## DATA PROVIDED
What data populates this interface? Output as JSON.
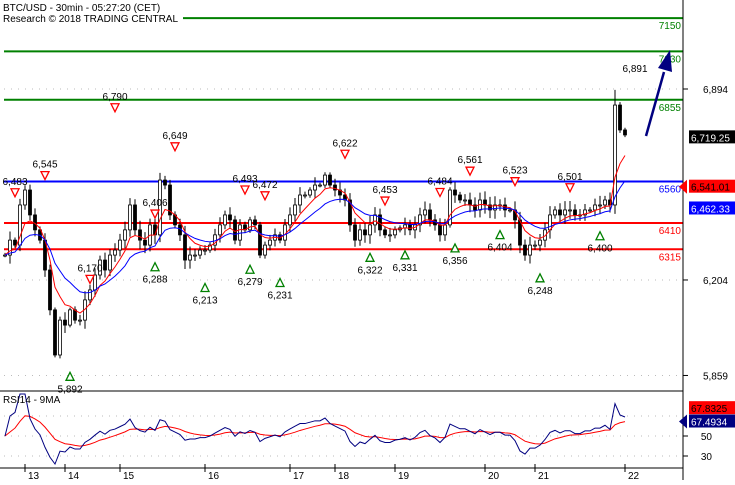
{
  "header": {
    "title": "BTC/USD - 30min - 05:27:20 (CET)",
    "copyright": "Research © 2018 TRADING CENTRAL"
  },
  "chart_data": {
    "type": "candlestick",
    "title": "BTC/USD - 30min - 05:27:20 (CET)",
    "ylim": [
      5800,
      7200
    ],
    "y_ticks": [
      {
        "value": 6894,
        "label": "6,894"
      },
      {
        "value": 6204,
        "label": "6,204"
      },
      {
        "value": 5859,
        "label": "5,859"
      }
    ],
    "x_ticks": [
      {
        "i": 4,
        "label": "13"
      },
      {
        "i": 12,
        "label": "14"
      },
      {
        "i": 23,
        "label": "15"
      },
      {
        "i": 40,
        "label": "16"
      },
      {
        "i": 57,
        "label": "17"
      },
      {
        "i": 66,
        "label": "18"
      },
      {
        "i": 78,
        "label": "19"
      },
      {
        "i": 96,
        "label": "20"
      },
      {
        "i": 106,
        "label": "21"
      },
      {
        "i": 124,
        "label": "22"
      }
    ],
    "levels": [
      {
        "value": 7150,
        "label": "7150",
        "color": "#008000"
      },
      {
        "value": 7030,
        "label": "7030",
        "color": "#008000"
      },
      {
        "value": 6855,
        "label": "6855",
        "color": "#008000"
      },
      {
        "value": 6560,
        "label": "6560",
        "color": "#0000ff"
      },
      {
        "value": 6410,
        "label": "6410",
        "color": "#ff0000"
      },
      {
        "value": 6315,
        "label": "6315",
        "color": "#ff0000"
      }
    ],
    "price_tags": [
      {
        "value": 6719.25,
        "label": "6,719.25",
        "bg": "#000000",
        "fg": "#ffffff"
      },
      {
        "value": 6541.01,
        "label": "6,541.01",
        "bg": "#ff0000",
        "fg": "#000000",
        "arrow": true
      },
      {
        "value": 6462.33,
        "label": "6,462.33",
        "bg": "#0000ff",
        "fg": "#ffffff"
      }
    ],
    "closes": [
      6294,
      6348,
      6330,
      6475,
      6529,
      6439,
      6385,
      6348,
      6240,
      6096,
      5933,
      6059,
      6041,
      6096,
      6059,
      6059,
      6132,
      6168,
      6222,
      6276,
      6240,
      6294,
      6312,
      6348,
      6385,
      6475,
      6385,
      6348,
      6330,
      6403,
      6367,
      6565,
      6547,
      6439,
      6403,
      6367,
      6276,
      6294,
      6294,
      6312,
      6312,
      6330,
      6367,
      6403,
      6439,
      6421,
      6348,
      6403,
      6385,
      6421,
      6403,
      6294,
      6330,
      6348,
      6367,
      6348,
      6403,
      6439,
      6475,
      6511,
      6511,
      6529,
      6547,
      6547,
      6583,
      6547,
      6529,
      6511,
      6493,
      6403,
      6348,
      6385,
      6367,
      6403,
      6439,
      6385,
      6367,
      6367,
      6385,
      6392,
      6403,
      6385,
      6403,
      6439,
      6457,
      6421,
      6403,
      6367,
      6403,
      6529,
      6511,
      6493,
      6493,
      6475,
      6457,
      6493,
      6475,
      6457,
      6475,
      6475,
      6457,
      6457,
      6421,
      6330,
      6294,
      6330,
      6330,
      6348,
      6385,
      6439,
      6457,
      6439,
      6457,
      6457,
      6439,
      6439,
      6457,
      6457,
      6475,
      6475,
      6493,
      6475,
      6836,
      6746,
      6728
    ],
    "annotations": [
      {
        "i": 2,
        "value": 6483,
        "label": "6,483",
        "type": "high"
      },
      {
        "i": 8,
        "value": 6545,
        "label": "6,545",
        "type": "high"
      },
      {
        "i": 13,
        "value": 5892,
        "label": "5,892",
        "type": "low"
      },
      {
        "i": 17,
        "value": 6170,
        "label": "6,170",
        "type": "high"
      },
      {
        "i": 22,
        "value": 6790,
        "label": "6,790",
        "type": "high"
      },
      {
        "i": 30,
        "value": 6406,
        "label": "6,406",
        "type": "high"
      },
      {
        "i": 30,
        "value": 6288,
        "label": "6,288",
        "type": "low"
      },
      {
        "i": 34,
        "value": 6649,
        "label": "6,649",
        "type": "high"
      },
      {
        "i": 40,
        "value": 6213,
        "label": "6,213",
        "type": "low"
      },
      {
        "i": 48,
        "value": 6493,
        "label": "6,493",
        "type": "high"
      },
      {
        "i": 49,
        "value": 6279,
        "label": "6,279",
        "type": "low"
      },
      {
        "i": 52,
        "value": 6472,
        "label": "6,472",
        "type": "high"
      },
      {
        "i": 55,
        "value": 6231,
        "label": "6,231",
        "type": "low"
      },
      {
        "i": 68,
        "value": 6622,
        "label": "6,622",
        "type": "high"
      },
      {
        "i": 73,
        "value": 6322,
        "label": "6,322",
        "type": "low"
      },
      {
        "i": 76,
        "value": 6453,
        "label": "6,453",
        "type": "high"
      },
      {
        "i": 80,
        "value": 6331,
        "label": "6,331",
        "type": "low"
      },
      {
        "i": 87,
        "value": 6484,
        "label": "6,484",
        "type": "high"
      },
      {
        "i": 90,
        "value": 6356,
        "label": "6,356",
        "type": "low"
      },
      {
        "i": 93,
        "value": 6561,
        "label": "6,561",
        "type": "high"
      },
      {
        "i": 99,
        "value": 6404,
        "label": "6,404",
        "type": "low"
      },
      {
        "i": 102,
        "value": 6523,
        "label": "6,523",
        "type": "high"
      },
      {
        "i": 107,
        "value": 6248,
        "label": "6,248",
        "type": "low"
      },
      {
        "i": 113,
        "value": 6501,
        "label": "6,501",
        "type": "high"
      },
      {
        "i": 119,
        "value": 6400,
        "label": "6,400",
        "type": "low"
      },
      {
        "i": 126,
        "value": 6891,
        "label": "6,891",
        "type": "high",
        "no_marker": true
      }
    ],
    "rsi": {
      "label": "RSI14 - 9MA",
      "ylim": [
        20,
        95
      ],
      "y_ticks": [
        {
          "value": 50,
          "label": "50"
        },
        {
          "value": 30,
          "label": "30"
        }
      ],
      "tags": [
        {
          "value": 67.8325,
          "label": "67.8325",
          "bg": "#ff0000",
          "fg": "#000000"
        },
        {
          "value": 67.4934,
          "label": "67.4934",
          "bg": "#000080",
          "fg": "#ffffff",
          "arrow": true
        }
      ]
    },
    "colors": {
      "rsi": "#000080",
      "ma_fast": "#ff0000",
      "ma_slow": "#0000ff",
      "arrow": "#000080",
      "high_marker": "#ff0000",
      "low_marker": "#008000"
    }
  }
}
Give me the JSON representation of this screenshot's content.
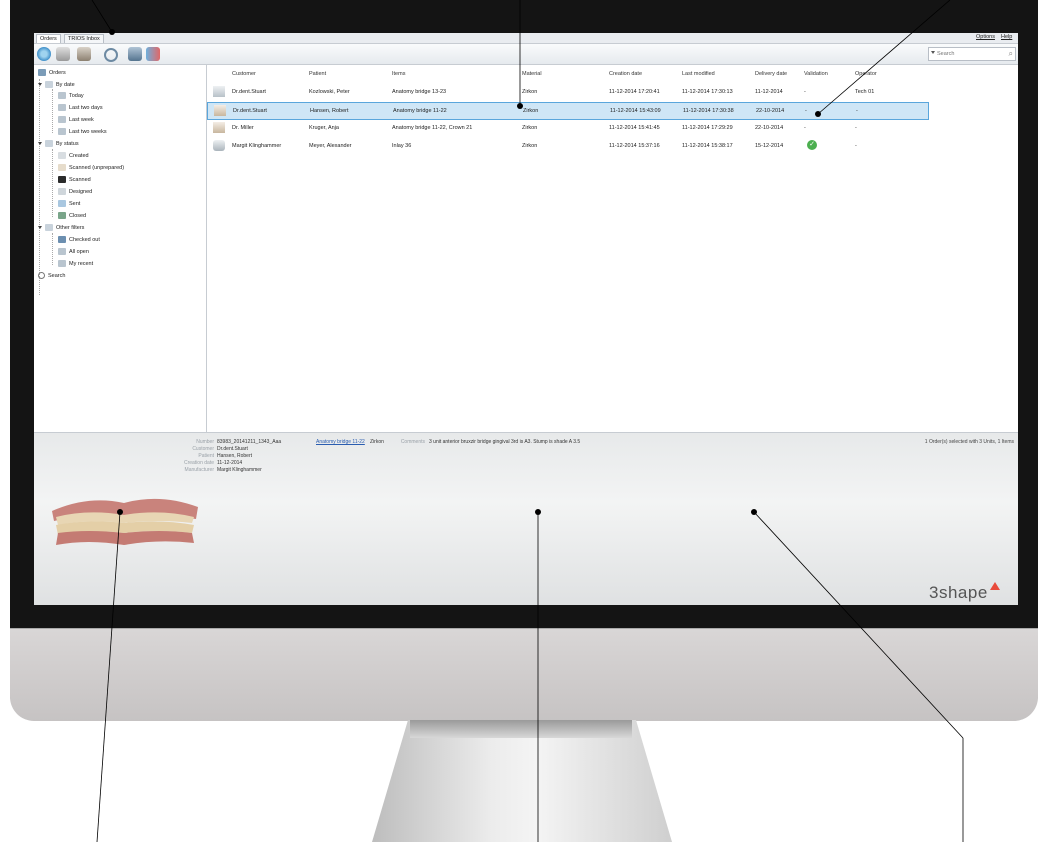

## EXERCISE DETAILS
List the lines that contain the word "JSON".

## EXERCISE RESPONSE
What data populates this interface? Output as JSON.
Give me the JSON representation of this screenshot's content.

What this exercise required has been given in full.